Items from a figure collection:
/---
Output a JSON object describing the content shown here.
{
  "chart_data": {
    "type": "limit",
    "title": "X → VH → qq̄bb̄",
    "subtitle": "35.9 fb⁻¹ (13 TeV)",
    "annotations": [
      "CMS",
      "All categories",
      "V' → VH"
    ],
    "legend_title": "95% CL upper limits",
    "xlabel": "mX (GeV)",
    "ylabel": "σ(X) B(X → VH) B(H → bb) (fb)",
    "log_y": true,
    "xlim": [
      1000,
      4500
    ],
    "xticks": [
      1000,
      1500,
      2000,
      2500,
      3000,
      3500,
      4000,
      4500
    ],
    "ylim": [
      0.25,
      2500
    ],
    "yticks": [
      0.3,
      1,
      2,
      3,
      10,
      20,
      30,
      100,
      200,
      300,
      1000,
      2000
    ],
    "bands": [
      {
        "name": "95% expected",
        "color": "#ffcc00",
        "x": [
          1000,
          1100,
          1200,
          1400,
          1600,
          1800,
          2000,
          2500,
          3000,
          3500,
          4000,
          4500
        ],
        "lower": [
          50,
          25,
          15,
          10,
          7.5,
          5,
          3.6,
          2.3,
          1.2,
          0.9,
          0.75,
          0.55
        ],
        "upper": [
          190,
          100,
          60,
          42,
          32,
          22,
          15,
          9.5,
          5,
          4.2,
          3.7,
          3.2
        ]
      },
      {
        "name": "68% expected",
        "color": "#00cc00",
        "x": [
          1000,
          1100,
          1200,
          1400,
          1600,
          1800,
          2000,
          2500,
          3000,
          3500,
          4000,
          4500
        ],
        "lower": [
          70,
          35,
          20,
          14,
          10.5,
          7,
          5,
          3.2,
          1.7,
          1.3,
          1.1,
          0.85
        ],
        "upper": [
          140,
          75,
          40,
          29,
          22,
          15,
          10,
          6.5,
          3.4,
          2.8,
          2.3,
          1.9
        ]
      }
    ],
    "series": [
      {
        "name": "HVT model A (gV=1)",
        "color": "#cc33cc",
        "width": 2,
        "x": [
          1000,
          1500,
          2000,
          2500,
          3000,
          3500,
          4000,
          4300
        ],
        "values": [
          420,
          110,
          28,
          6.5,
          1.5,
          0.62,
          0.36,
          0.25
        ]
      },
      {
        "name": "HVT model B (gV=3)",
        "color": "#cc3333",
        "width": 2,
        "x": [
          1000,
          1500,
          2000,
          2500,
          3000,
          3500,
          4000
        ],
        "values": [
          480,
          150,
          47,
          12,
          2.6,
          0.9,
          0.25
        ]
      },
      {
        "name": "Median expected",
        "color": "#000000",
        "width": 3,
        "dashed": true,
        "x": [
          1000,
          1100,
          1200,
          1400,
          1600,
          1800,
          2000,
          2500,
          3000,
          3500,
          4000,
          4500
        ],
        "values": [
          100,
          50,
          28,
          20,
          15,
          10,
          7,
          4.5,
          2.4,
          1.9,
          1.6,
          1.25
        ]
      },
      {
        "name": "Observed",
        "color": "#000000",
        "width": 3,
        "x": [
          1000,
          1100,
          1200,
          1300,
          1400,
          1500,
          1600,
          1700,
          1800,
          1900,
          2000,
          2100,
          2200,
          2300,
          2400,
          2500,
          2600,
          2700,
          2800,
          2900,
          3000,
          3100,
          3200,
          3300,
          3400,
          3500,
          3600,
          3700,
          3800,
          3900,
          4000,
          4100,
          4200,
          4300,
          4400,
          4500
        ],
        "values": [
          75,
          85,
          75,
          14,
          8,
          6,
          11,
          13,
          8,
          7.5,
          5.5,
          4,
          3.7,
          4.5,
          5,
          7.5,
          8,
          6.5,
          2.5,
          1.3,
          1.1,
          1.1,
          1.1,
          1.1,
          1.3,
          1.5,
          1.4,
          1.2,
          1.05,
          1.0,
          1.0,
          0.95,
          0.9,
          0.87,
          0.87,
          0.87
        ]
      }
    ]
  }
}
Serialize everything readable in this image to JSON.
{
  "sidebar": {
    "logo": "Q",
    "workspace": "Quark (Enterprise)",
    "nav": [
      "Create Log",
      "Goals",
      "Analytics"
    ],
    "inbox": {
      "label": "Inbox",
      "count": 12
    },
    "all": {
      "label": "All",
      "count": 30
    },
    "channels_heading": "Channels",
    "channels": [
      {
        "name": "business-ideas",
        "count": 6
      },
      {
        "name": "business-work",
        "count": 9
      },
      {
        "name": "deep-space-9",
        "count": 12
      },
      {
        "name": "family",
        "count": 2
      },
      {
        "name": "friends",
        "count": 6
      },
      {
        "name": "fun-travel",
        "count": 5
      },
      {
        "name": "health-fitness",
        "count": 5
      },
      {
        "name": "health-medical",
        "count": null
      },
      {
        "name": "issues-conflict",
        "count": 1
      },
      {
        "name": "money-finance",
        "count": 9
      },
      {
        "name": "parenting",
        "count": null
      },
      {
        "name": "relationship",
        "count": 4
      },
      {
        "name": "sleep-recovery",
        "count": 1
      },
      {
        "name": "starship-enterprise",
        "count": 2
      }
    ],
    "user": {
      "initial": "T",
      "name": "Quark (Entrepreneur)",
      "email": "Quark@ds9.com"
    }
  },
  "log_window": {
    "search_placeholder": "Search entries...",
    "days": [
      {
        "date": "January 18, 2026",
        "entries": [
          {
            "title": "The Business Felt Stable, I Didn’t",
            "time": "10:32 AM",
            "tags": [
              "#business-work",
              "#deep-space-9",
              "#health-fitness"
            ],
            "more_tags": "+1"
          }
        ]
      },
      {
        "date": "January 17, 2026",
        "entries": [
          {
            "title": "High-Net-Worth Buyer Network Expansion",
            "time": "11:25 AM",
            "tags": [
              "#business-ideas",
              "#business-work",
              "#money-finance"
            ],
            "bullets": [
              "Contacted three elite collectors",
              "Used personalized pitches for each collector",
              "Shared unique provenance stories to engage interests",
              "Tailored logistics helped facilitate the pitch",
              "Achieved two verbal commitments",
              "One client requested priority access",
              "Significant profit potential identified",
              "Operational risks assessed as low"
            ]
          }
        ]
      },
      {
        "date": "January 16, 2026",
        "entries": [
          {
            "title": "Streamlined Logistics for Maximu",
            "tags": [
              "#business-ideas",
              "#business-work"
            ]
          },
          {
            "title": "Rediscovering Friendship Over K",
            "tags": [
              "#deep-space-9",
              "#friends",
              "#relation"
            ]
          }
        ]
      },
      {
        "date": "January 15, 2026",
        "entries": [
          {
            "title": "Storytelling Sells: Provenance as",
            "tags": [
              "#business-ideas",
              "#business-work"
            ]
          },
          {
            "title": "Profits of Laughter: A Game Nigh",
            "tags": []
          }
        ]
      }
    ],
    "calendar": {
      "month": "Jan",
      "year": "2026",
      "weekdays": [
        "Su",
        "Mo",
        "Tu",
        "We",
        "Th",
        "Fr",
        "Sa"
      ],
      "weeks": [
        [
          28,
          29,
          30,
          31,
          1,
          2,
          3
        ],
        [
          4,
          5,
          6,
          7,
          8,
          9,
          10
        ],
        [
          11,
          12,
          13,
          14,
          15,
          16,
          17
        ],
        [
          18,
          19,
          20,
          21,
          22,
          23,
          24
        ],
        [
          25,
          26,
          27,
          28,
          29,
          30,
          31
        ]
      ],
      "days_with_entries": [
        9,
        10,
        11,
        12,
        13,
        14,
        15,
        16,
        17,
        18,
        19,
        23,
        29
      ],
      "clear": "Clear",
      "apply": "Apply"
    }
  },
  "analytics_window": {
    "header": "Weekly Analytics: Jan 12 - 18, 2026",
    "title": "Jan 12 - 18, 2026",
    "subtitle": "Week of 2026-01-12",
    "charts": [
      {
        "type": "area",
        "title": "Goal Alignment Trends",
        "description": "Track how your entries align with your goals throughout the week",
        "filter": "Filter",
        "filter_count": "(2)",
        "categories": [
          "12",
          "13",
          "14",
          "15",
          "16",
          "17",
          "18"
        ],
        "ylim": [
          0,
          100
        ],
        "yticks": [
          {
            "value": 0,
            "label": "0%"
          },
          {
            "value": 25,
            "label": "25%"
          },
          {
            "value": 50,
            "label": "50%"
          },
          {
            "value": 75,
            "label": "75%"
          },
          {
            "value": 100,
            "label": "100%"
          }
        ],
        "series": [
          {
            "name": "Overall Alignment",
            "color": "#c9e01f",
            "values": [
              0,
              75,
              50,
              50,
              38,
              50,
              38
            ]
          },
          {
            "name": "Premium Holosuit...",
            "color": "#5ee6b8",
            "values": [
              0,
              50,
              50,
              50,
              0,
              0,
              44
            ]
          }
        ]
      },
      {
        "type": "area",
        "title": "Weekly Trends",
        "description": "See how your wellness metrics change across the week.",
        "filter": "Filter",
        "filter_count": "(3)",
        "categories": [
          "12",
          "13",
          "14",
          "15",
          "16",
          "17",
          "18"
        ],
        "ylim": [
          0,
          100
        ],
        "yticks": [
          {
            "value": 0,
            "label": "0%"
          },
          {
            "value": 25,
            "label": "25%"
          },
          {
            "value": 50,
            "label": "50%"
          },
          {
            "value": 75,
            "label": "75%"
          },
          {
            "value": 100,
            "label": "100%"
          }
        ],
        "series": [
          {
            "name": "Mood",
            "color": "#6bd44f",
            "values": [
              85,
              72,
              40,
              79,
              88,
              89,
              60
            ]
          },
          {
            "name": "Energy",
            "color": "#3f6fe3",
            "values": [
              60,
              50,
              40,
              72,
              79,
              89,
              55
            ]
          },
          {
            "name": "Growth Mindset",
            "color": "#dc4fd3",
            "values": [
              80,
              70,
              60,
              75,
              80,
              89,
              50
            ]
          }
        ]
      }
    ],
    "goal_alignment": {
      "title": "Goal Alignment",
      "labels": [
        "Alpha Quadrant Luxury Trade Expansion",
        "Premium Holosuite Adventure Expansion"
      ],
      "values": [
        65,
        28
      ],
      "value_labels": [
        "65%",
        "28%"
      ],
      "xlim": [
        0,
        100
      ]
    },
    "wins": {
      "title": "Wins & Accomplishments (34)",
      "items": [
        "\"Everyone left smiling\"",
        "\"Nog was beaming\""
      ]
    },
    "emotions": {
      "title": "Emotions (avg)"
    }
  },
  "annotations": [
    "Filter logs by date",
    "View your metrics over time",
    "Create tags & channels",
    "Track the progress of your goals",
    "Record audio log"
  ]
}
\---
_Given exercise_: Pick out the lines that include the word "subtitle" and write them out.

_Finished exercise_:
    "subtitle": "35.9 fb⁻¹ (13 TeV)",
    "subtitle": "Week of 2026-01-12",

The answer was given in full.